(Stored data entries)
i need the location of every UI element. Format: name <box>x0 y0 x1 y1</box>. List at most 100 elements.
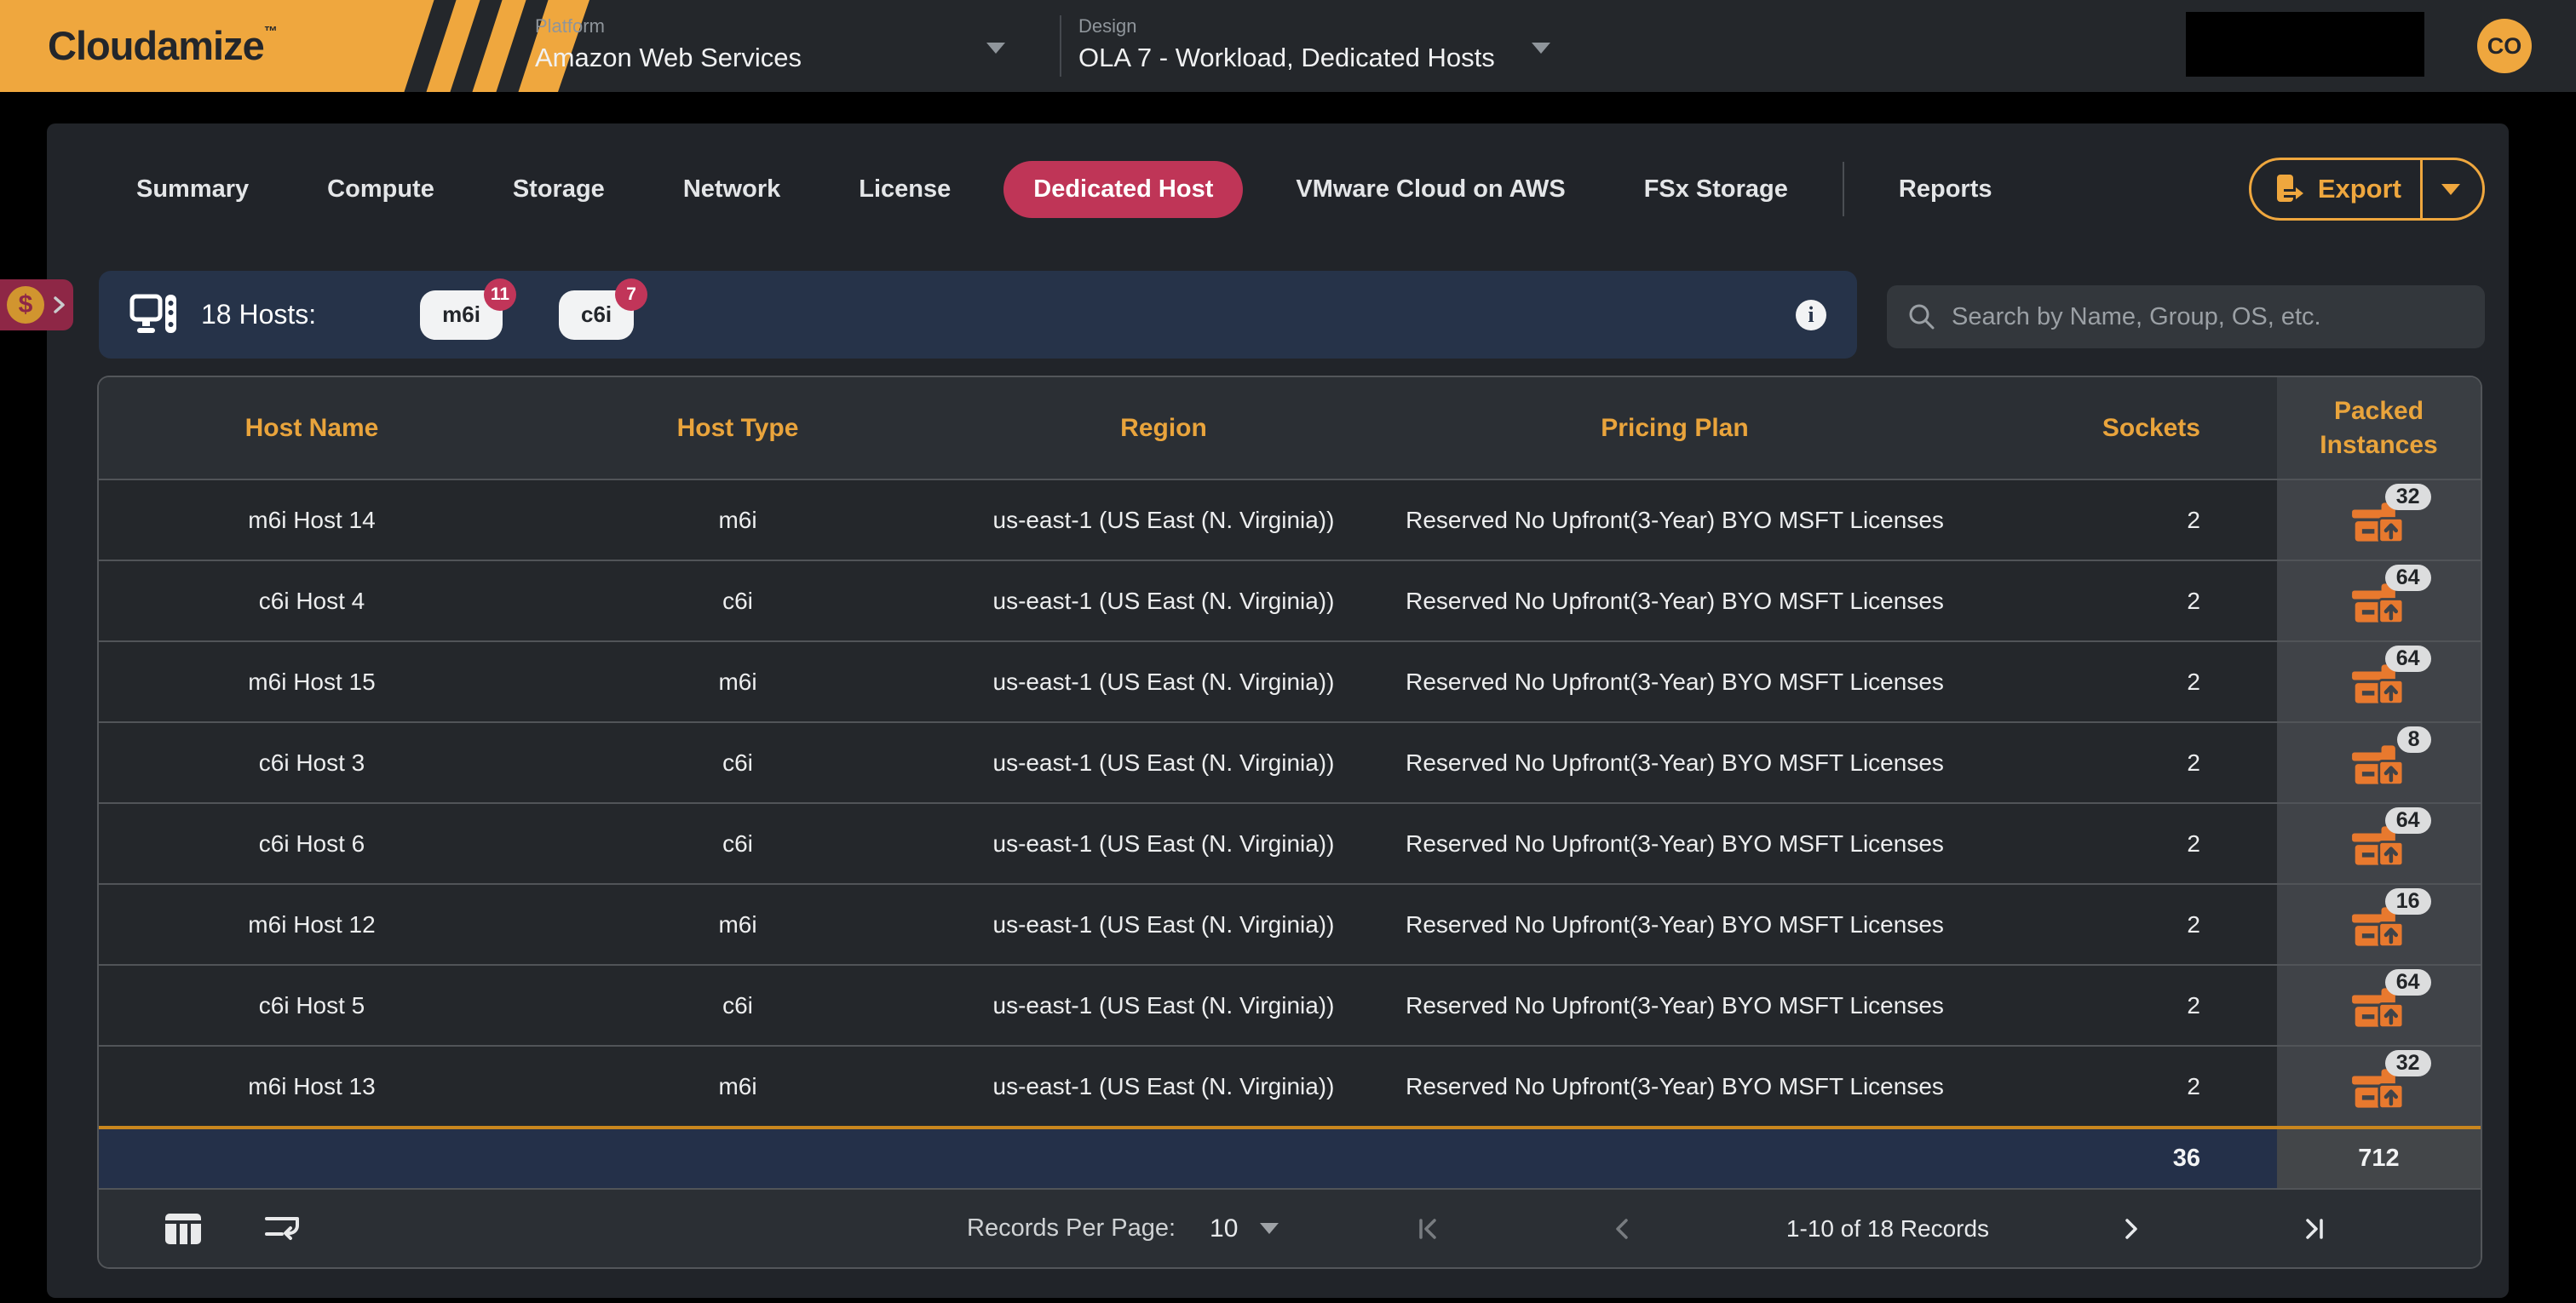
platform-selector[interactable]: Platform Amazon Web Services <box>535 15 802 73</box>
packed-instances-cell: 64 <box>2277 966 2481 1045</box>
tab-storage[interactable]: Storage <box>513 175 605 204</box>
logo-stripe <box>447 0 505 100</box>
packed-instances-cell: 64 <box>2277 561 2481 640</box>
records-per-page[interactable]: Records Per Page: 10 <box>967 1190 1279 1267</box>
packed-instances-cell: 64 <box>2277 804 2481 883</box>
total-packed-instances: 712 <box>2277 1129 2481 1188</box>
sockets-cell: 2 <box>1973 804 2277 883</box>
platform-label: Platform <box>535 15 802 37</box>
chevron-down-icon[interactable] <box>2441 184 2460 195</box>
sockets-cell: 2 <box>1973 480 2277 560</box>
export-button[interactable]: Export <box>2249 158 2485 221</box>
region-cell: us-east-1 (US East (N. Virginia)) <box>951 723 1377 802</box>
host-name-cell: c6i Host 6 <box>99 804 525 883</box>
app-header: Cloudamize™ Platform Amazon Web Services… <box>0 0 2576 92</box>
column-header-region[interactable]: Region <box>951 377 1377 479</box>
next-page-button[interactable] <box>2116 1214 2145 1244</box>
export-divider <box>2420 160 2423 218</box>
last-page-button[interactable] <box>2298 1214 2327 1244</box>
table-row[interactable]: c6i Host 6 c6i us-east-1 (US East (N. Vi… <box>99 802 2481 883</box>
chevron-down-icon[interactable] <box>1260 1223 1279 1234</box>
sockets-cell: 2 <box>1973 561 2277 640</box>
sockets-cell: 2 <box>1973 723 2277 802</box>
tab-license[interactable]: License <box>859 175 951 204</box>
pricing-plan-cell: Reserved No Upfront(3-Year) BYO MSFT Lic… <box>1377 642 1973 721</box>
packed-count-badge: 64 <box>2385 565 2431 591</box>
host-name-cell: c6i Host 5 <box>99 966 525 1045</box>
total-sockets: 36 <box>1973 1129 2277 1188</box>
table-row[interactable]: m6i Host 14 m6i us-east-1 (US East (N. V… <box>99 479 2481 560</box>
tab-compute[interactable]: Compute <box>327 175 434 204</box>
host-type-cell: c6i <box>525 966 951 1045</box>
first-page-button[interactable] <box>1415 1214 1444 1244</box>
table-row[interactable]: m6i Host 12 m6i us-east-1 (US East (N. V… <box>99 883 2481 964</box>
pricing-plan-cell: Reserved No Upfront(3-Year) BYO MSFT Lic… <box>1377 885 1973 964</box>
search-input[interactable] <box>1952 303 2464 331</box>
tab-network[interactable]: Network <box>683 175 780 204</box>
tab-vmware-cloud-on-aws[interactable]: VMware Cloud on AWS <box>1296 175 1565 204</box>
badge-count: 7 <box>615 278 647 311</box>
region-cell: us-east-1 (US East (N. Virginia)) <box>951 480 1377 560</box>
packed-count-badge: 64 <box>2385 646 2431 672</box>
totals-empty <box>951 1129 1377 1188</box>
pricing-plan-cell: Reserved No Upfront(3-Year) BYO MSFT Lic… <box>1377 561 1973 640</box>
host-type-cell: c6i <box>525 723 951 802</box>
table-body: m6i Host 14 m6i us-east-1 (US East (N. V… <box>99 479 2481 1126</box>
column-header-host-name[interactable]: Host Name <box>99 377 525 479</box>
table-row[interactable]: c6i Host 5 c6i us-east-1 (US East (N. Vi… <box>99 964 2481 1045</box>
region-cell: us-east-1 (US East (N. Virginia)) <box>951 1047 1377 1126</box>
redacted-area <box>2186 12 2424 77</box>
table-row[interactable]: m6i Host 15 m6i us-east-1 (US East (N. V… <box>99 640 2481 721</box>
packed-count-badge: 64 <box>2385 807 2431 834</box>
packed-instances-cell: 32 <box>2277 480 2481 560</box>
tab-summary[interactable]: Summary <box>136 175 249 204</box>
pricing-plan-cell: Reserved No Upfront(3-Year) BYO MSFT Lic… <box>1377 1047 1973 1126</box>
dollar-icon: $ <box>7 286 44 324</box>
records-per-page-label: Records Per Page: <box>967 1214 1176 1243</box>
packed-instances-cell: 32 <box>2277 1047 2481 1126</box>
platform-value: Amazon Web Services <box>535 43 802 73</box>
wrap-text-icon[interactable] <box>262 1210 303 1248</box>
column-header-pricing-plan[interactable]: Pricing Plan <box>1377 377 1973 479</box>
chevron-down-icon[interactable] <box>986 43 1005 54</box>
hosts-summary-bar: 18 Hosts: m6i 11 c6i 7 i <box>99 271 1857 359</box>
totals-empty <box>525 1129 951 1188</box>
tab-fsx-storage[interactable]: FSx Storage <box>1644 175 1788 204</box>
table-row[interactable]: m6i Host 13 m6i us-east-1 (US East (N. V… <box>99 1045 2481 1126</box>
design-value: OLA 7 - Workload, Dedicated Hosts <box>1078 43 1495 73</box>
info-icon[interactable]: i <box>1796 300 1826 330</box>
packed-instances-cell: 64 <box>2277 642 2481 721</box>
export-file-icon <box>2272 172 2306 206</box>
cost-panel-toggle[interactable]: $ <box>0 279 73 330</box>
column-settings-icon[interactable] <box>163 1210 204 1248</box>
tab-reports[interactable]: Reports <box>1899 175 1992 204</box>
table-row[interactable]: c6i Host 4 c6i us-east-1 (US East (N. Vi… <box>99 560 2481 640</box>
host-type-cell: c6i <box>525 804 951 883</box>
host-type-cell: c6i <box>525 561 951 640</box>
packed-instances-cell: 8 <box>2277 723 2481 802</box>
packed-count-badge: 32 <box>2385 484 2431 510</box>
previous-page-button[interactable] <box>1608 1214 1637 1244</box>
column-header-host-type[interactable]: Host Type <box>525 377 951 479</box>
user-avatar[interactable]: CO <box>2477 19 2532 73</box>
host-name-cell: c6i Host 3 <box>99 723 525 802</box>
pricing-plan-cell: Reserved No Upfront(3-Year) BYO MSFT Lic… <box>1377 480 1973 560</box>
column-header-sockets[interactable]: Sockets <box>1973 377 2277 479</box>
records-per-page-value: 10 <box>1210 1214 1238 1243</box>
packed-count-badge: 64 <box>2385 969 2431 996</box>
tab-dedicated-host[interactable]: Dedicated Host <box>1003 161 1243 218</box>
table-row[interactable]: c6i Host 3 c6i us-east-1 (US East (N. Vi… <box>99 721 2481 802</box>
table-footer: Records Per Page: 10 1-10 of 18 Records <box>99 1188 2481 1267</box>
chevron-down-icon[interactable] <box>1532 43 1550 54</box>
host-type-filter-m6i[interactable]: m6i 11 <box>420 290 503 340</box>
pricing-plan-cell: Reserved No Upfront(3-Year) BYO MSFT Lic… <box>1377 723 1973 802</box>
region-cell: us-east-1 (US East (N. Virginia)) <box>951 561 1377 640</box>
hosts-count-label: 18 Hosts: <box>201 299 316 330</box>
region-cell: us-east-1 (US East (N. Virginia)) <box>951 966 1377 1045</box>
main-panel: Summary Compute Storage Network License … <box>47 123 2509 1298</box>
brand-logo: Cloudamize™ <box>0 0 589 92</box>
column-header-packed-instances[interactable]: Packed Instances <box>2277 377 2481 479</box>
design-selector[interactable]: Design OLA 7 - Workload, Dedicated Hosts <box>1078 15 1495 73</box>
host-type-cell: m6i <box>525 480 951 560</box>
host-type-filter-c6i[interactable]: c6i 7 <box>559 290 634 340</box>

**What you will do**
Show each line of the items above that contains the string "sockets". Match case exactly.

**Finished answer**
sockets-cell: 2 <box>1973 804 2277 883</box>
sockets-cell: 2 <box>1973 480 2277 560</box>
sockets-cell: 2 <box>1973 561 2277 640</box>
sockets-cell: 2 <box>1973 723 2277 802</box>
total-sockets: 36 <box>1973 1129 2277 1188</box>
column-header-sockets[interactable]: Sockets <box>1973 377 2277 479</box>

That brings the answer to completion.